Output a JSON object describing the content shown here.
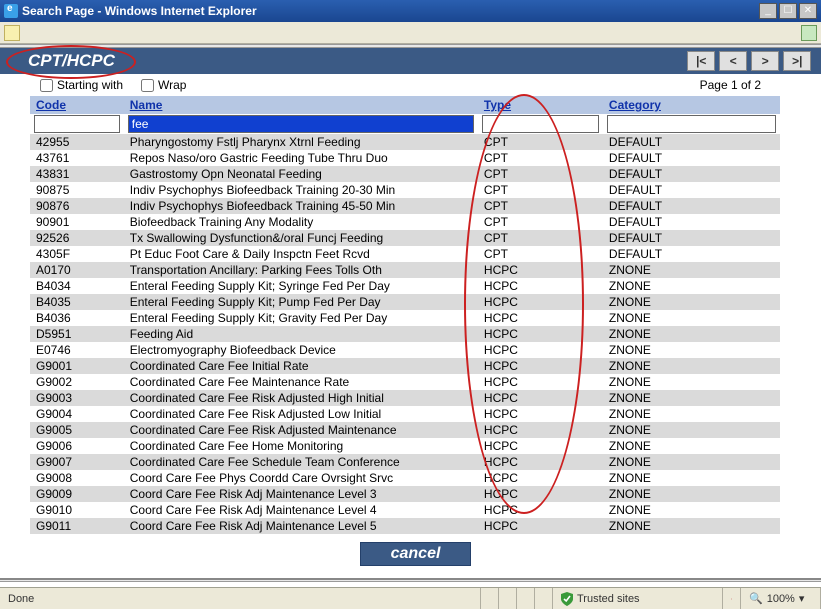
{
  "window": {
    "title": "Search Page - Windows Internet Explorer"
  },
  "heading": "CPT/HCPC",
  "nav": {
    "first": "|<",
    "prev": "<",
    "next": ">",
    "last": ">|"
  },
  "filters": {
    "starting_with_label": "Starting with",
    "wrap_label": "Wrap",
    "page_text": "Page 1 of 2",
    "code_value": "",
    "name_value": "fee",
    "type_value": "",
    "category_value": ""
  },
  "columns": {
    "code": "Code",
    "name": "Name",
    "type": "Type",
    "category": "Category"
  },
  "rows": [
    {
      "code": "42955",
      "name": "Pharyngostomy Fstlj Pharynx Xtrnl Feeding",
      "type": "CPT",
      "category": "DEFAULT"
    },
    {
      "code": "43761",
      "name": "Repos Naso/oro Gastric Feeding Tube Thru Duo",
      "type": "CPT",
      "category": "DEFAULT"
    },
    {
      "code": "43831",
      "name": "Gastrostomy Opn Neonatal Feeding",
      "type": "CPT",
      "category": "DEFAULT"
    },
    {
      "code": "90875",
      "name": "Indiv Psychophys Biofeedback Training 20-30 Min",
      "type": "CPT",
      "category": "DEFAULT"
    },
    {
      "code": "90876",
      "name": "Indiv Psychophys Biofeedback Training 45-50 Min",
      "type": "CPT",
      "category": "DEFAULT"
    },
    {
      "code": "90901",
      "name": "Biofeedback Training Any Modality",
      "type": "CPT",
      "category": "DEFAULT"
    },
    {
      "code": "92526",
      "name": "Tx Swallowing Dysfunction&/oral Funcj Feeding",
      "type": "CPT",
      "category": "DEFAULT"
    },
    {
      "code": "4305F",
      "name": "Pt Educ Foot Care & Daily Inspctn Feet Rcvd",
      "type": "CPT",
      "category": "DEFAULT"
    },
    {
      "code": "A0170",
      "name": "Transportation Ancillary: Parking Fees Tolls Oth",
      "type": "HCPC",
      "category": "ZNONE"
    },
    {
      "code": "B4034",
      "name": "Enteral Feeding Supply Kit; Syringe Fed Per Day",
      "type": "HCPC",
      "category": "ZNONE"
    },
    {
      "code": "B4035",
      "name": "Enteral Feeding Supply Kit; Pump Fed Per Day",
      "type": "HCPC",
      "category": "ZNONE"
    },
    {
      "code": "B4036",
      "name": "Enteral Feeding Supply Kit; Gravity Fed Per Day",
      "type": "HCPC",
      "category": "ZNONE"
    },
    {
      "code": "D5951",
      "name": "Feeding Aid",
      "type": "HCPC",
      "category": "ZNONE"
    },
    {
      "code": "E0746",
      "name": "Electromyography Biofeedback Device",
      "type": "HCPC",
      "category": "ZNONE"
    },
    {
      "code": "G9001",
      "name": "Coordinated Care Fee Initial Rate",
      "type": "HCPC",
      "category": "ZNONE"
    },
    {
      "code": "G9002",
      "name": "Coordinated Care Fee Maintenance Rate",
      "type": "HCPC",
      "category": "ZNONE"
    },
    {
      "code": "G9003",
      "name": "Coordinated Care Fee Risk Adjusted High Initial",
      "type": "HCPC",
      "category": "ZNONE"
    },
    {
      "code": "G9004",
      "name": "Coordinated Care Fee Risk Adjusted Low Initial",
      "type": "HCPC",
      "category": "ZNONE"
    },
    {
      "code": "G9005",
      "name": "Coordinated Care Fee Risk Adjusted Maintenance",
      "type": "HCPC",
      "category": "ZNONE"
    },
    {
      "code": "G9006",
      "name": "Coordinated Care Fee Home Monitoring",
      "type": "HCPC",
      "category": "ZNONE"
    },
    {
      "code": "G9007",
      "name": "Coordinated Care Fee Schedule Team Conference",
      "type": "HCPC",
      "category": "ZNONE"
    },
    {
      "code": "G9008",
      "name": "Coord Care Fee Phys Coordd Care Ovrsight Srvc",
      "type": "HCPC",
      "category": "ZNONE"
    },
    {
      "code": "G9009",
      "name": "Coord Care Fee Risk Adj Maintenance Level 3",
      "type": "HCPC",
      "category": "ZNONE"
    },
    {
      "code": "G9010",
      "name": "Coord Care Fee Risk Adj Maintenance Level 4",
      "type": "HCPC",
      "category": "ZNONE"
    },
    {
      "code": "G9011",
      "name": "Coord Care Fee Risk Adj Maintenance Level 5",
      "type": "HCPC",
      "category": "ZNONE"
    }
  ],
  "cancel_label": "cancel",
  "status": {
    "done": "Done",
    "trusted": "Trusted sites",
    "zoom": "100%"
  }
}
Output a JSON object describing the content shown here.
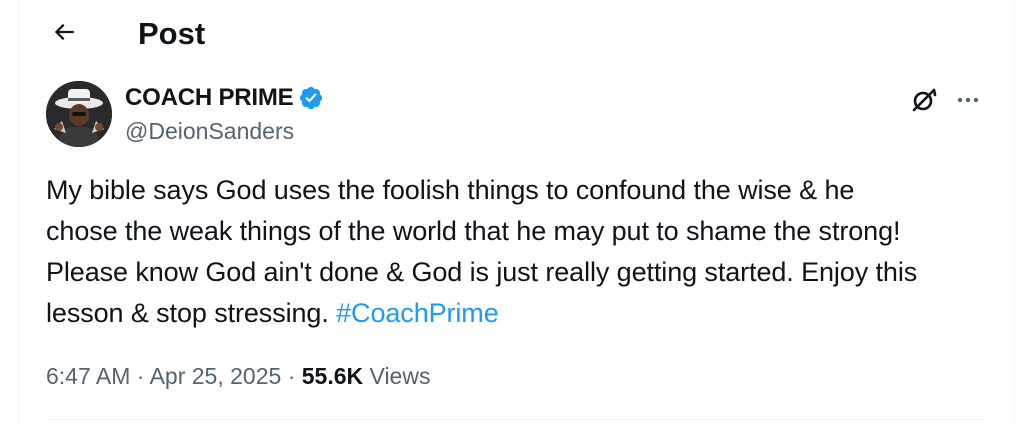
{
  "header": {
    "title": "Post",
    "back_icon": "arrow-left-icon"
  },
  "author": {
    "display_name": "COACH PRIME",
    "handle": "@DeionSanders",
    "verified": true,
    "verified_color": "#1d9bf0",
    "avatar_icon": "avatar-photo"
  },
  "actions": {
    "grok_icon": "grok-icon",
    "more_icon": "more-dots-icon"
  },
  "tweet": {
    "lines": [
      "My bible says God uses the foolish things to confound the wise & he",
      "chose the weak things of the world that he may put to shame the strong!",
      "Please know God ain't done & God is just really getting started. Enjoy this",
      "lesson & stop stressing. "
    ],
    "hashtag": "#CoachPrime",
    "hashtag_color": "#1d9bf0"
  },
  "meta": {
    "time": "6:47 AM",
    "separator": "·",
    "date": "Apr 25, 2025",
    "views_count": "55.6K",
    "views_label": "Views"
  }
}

▶ WHAT IS ASKED: Reproduce the material word for word, minus the images.

▶ THE RESPONSE:
Output a JSON object describing the content shown here.
{
  "window": {
    "title": "Search Page - Windows Internet Explorer"
  },
  "heading": "CPT/HCPC",
  "nav": {
    "first": "|<",
    "prev": "<",
    "next": ">",
    "last": ">|"
  },
  "filters": {
    "starting_with_label": "Starting with",
    "wrap_label": "Wrap",
    "page_text": "Page 1 of 2",
    "code_value": "",
    "name_value": "fee",
    "type_value": "",
    "category_value": ""
  },
  "columns": {
    "code": "Code",
    "name": "Name",
    "type": "Type",
    "category": "Category"
  },
  "rows": [
    {
      "code": "42955",
      "name": "Pharyngostomy Fstlj Pharynx Xtrnl Feeding",
      "type": "CPT",
      "category": "DEFAULT"
    },
    {
      "code": "43761",
      "name": "Repos Naso/oro Gastric Feeding Tube Thru Duo",
      "type": "CPT",
      "category": "DEFAULT"
    },
    {
      "code": "43831",
      "name": "Gastrostomy Opn Neonatal Feeding",
      "type": "CPT",
      "category": "DEFAULT"
    },
    {
      "code": "90875",
      "name": "Indiv Psychophys Biofeedback Training 20-30 Min",
      "type": "CPT",
      "category": "DEFAULT"
    },
    {
      "code": "90876",
      "name": "Indiv Psychophys Biofeedback Training 45-50 Min",
      "type": "CPT",
      "category": "DEFAULT"
    },
    {
      "code": "90901",
      "name": "Biofeedback Training Any Modality",
      "type": "CPT",
      "category": "DEFAULT"
    },
    {
      "code": "92526",
      "name": "Tx Swallowing Dysfunction&/oral Funcj Feeding",
      "type": "CPT",
      "category": "DEFAULT"
    },
    {
      "code": "4305F",
      "name": "Pt Educ Foot Care & Daily Inspctn Feet Rcvd",
      "type": "CPT",
      "category": "DEFAULT"
    },
    {
      "code": "A0170",
      "name": "Transportation Ancillary: Parking Fees Tolls Oth",
      "type": "HCPC",
      "category": "ZNONE"
    },
    {
      "code": "B4034",
      "name": "Enteral Feeding Supply Kit; Syringe Fed Per Day",
      "type": "HCPC",
      "category": "ZNONE"
    },
    {
      "code": "B4035",
      "name": "Enteral Feeding Supply Kit; Pump Fed Per Day",
      "type": "HCPC",
      "category": "ZNONE"
    },
    {
      "code": "B4036",
      "name": "Enteral Feeding Supply Kit; Gravity Fed Per Day",
      "type": "HCPC",
      "category": "ZNONE"
    },
    {
      "code": "D5951",
      "name": "Feeding Aid",
      "type": "HCPC",
      "category": "ZNONE"
    },
    {
      "code": "E0746",
      "name": "Electromyography Biofeedback Device",
      "type": "HCPC",
      "category": "ZNONE"
    },
    {
      "code": "G9001",
      "name": "Coordinated Care Fee Initial Rate",
      "type": "HCPC",
      "category": "ZNONE"
    },
    {
      "code": "G9002",
      "name": "Coordinated Care Fee Maintenance Rate",
      "type": "HCPC",
      "category": "ZNONE"
    },
    {
      "code": "G9003",
      "name": "Coordinated Care Fee Risk Adjusted High Initial",
      "type": "HCPC",
      "category": "ZNONE"
    },
    {
      "code": "G9004",
      "name": "Coordinated Care Fee Risk Adjusted Low Initial",
      "type": "HCPC",
      "category": "ZNONE"
    },
    {
      "code": "G9005",
      "name": "Coordinated Care Fee Risk Adjusted Maintenance",
      "type": "HCPC",
      "category": "ZNONE"
    },
    {
      "code": "G9006",
      "name": "Coordinated Care Fee Home Monitoring",
      "type": "HCPC",
      "category": "ZNONE"
    },
    {
      "code": "G9007",
      "name": "Coordinated Care Fee Schedule Team Conference",
      "type": "HCPC",
      "category": "ZNONE"
    },
    {
      "code": "G9008",
      "name": "Coord Care Fee Phys Coordd Care Ovrsight Srvc",
      "type": "HCPC",
      "category": "ZNONE"
    },
    {
      "code": "G9009",
      "name": "Coord Care Fee Risk Adj Maintenance Level 3",
      "type": "HCPC",
      "category": "ZNONE"
    },
    {
      "code": "G9010",
      "name": "Coord Care Fee Risk Adj Maintenance Level 4",
      "type": "HCPC",
      "category": "ZNONE"
    },
    {
      "code": "G9011",
      "name": "Coord Care Fee Risk Adj Maintenance Level 5",
      "type": "HCPC",
      "category": "ZNONE"
    }
  ],
  "cancel_label": "cancel",
  "status": {
    "done": "Done",
    "trusted": "Trusted sites",
    "zoom": "100%"
  }
}
Output a JSON object describing the content shown here.
{
  "header": {
    "title": "Post",
    "back_icon": "arrow-left-icon"
  },
  "author": {
    "display_name": "COACH PRIME",
    "handle": "@DeionSanders",
    "verified": true,
    "verified_color": "#1d9bf0",
    "avatar_icon": "avatar-photo"
  },
  "actions": {
    "grok_icon": "grok-icon",
    "more_icon": "more-dots-icon"
  },
  "tweet": {
    "lines": [
      "My bible says God uses the foolish things to confound the wise & he",
      "chose the weak things of the world that he may put to shame the strong!",
      "Please know God ain't done & God is just really getting started. Enjoy this",
      "lesson & stop stressing. "
    ],
    "hashtag": "#CoachPrime",
    "hashtag_color": "#1d9bf0"
  },
  "meta": {
    "time": "6:47 AM",
    "separator": "·",
    "date": "Apr 25, 2025",
    "views_count": "55.6K",
    "views_label": "Views"
  }
}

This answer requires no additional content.